DIRECTIONS
Which lines of the records contain "screenshot"? Collect every one of them.

[Dataset items]
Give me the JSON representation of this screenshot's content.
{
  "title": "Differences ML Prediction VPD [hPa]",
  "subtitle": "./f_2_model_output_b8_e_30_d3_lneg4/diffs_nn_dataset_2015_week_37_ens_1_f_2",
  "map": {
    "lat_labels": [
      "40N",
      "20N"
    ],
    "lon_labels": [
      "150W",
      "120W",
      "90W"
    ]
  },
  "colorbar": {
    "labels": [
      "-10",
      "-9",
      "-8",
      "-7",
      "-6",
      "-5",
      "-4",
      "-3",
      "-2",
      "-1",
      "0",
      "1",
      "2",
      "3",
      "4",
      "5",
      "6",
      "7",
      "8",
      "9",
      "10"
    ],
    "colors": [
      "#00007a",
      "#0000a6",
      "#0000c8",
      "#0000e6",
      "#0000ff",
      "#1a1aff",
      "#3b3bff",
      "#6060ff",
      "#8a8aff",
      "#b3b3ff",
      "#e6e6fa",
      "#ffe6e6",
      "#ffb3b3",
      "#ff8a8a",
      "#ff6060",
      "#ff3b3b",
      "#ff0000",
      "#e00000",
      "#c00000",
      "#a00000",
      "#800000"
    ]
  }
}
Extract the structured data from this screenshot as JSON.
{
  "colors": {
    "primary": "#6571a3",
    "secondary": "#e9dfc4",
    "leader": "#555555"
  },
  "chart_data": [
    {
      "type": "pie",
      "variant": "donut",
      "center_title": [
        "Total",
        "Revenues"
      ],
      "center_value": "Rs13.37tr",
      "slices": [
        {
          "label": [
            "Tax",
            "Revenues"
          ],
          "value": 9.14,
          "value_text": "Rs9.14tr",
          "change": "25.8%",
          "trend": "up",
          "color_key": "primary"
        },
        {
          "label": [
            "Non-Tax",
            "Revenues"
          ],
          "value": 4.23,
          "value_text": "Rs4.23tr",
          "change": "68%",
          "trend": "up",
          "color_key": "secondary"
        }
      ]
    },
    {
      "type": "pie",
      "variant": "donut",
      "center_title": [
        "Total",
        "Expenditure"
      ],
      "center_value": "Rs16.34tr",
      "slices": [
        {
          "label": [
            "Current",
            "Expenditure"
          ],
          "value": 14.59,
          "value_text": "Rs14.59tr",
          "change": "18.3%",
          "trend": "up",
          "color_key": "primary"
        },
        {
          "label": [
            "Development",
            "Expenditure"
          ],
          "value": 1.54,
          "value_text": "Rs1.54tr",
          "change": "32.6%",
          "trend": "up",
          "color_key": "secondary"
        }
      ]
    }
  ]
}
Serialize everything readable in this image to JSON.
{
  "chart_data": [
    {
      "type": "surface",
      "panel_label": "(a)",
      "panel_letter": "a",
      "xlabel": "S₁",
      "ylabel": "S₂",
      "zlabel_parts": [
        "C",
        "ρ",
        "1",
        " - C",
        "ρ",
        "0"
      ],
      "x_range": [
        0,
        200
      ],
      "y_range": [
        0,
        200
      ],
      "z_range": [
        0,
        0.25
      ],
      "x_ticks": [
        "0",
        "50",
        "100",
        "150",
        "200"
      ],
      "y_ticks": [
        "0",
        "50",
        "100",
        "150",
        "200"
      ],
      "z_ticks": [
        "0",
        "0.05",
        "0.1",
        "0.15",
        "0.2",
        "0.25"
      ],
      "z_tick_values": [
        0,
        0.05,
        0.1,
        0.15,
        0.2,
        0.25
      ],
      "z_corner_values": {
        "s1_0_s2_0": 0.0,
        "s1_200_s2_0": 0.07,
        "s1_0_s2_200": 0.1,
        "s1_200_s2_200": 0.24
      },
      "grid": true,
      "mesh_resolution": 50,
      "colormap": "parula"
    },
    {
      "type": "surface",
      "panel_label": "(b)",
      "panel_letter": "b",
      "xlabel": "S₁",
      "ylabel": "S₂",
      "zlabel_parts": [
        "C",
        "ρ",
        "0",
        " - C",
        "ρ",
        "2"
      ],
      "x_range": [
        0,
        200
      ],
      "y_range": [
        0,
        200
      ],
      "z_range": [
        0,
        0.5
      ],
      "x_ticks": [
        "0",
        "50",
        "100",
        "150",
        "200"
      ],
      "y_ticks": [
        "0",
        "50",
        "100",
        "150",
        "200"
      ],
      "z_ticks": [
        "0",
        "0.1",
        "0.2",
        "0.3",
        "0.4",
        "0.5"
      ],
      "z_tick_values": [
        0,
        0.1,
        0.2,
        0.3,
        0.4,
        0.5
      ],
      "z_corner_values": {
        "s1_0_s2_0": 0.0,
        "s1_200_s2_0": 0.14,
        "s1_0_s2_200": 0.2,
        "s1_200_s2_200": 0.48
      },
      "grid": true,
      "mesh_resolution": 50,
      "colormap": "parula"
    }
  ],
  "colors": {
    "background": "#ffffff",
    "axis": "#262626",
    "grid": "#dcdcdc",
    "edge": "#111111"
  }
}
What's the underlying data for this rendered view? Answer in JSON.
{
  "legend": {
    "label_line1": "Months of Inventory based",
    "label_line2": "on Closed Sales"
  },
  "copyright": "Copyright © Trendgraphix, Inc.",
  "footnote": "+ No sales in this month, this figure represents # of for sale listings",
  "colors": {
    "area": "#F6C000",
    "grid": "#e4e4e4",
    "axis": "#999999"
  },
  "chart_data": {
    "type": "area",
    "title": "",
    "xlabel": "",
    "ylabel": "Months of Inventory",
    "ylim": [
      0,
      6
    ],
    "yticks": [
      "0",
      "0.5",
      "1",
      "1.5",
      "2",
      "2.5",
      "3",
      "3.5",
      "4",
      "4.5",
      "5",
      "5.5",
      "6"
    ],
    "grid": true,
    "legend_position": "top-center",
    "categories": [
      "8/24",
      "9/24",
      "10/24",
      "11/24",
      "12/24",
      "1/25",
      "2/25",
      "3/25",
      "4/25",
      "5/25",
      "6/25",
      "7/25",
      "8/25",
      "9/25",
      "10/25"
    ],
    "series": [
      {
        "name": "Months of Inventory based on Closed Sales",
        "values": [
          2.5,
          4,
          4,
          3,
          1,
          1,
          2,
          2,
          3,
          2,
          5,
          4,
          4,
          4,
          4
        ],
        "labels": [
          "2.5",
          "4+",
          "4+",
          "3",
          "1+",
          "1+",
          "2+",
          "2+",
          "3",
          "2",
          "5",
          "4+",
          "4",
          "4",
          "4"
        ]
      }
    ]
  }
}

FULL RESPONSE
Give me the JSON representation of this screenshot's content.
Extract the structured data from this screenshot as JSON.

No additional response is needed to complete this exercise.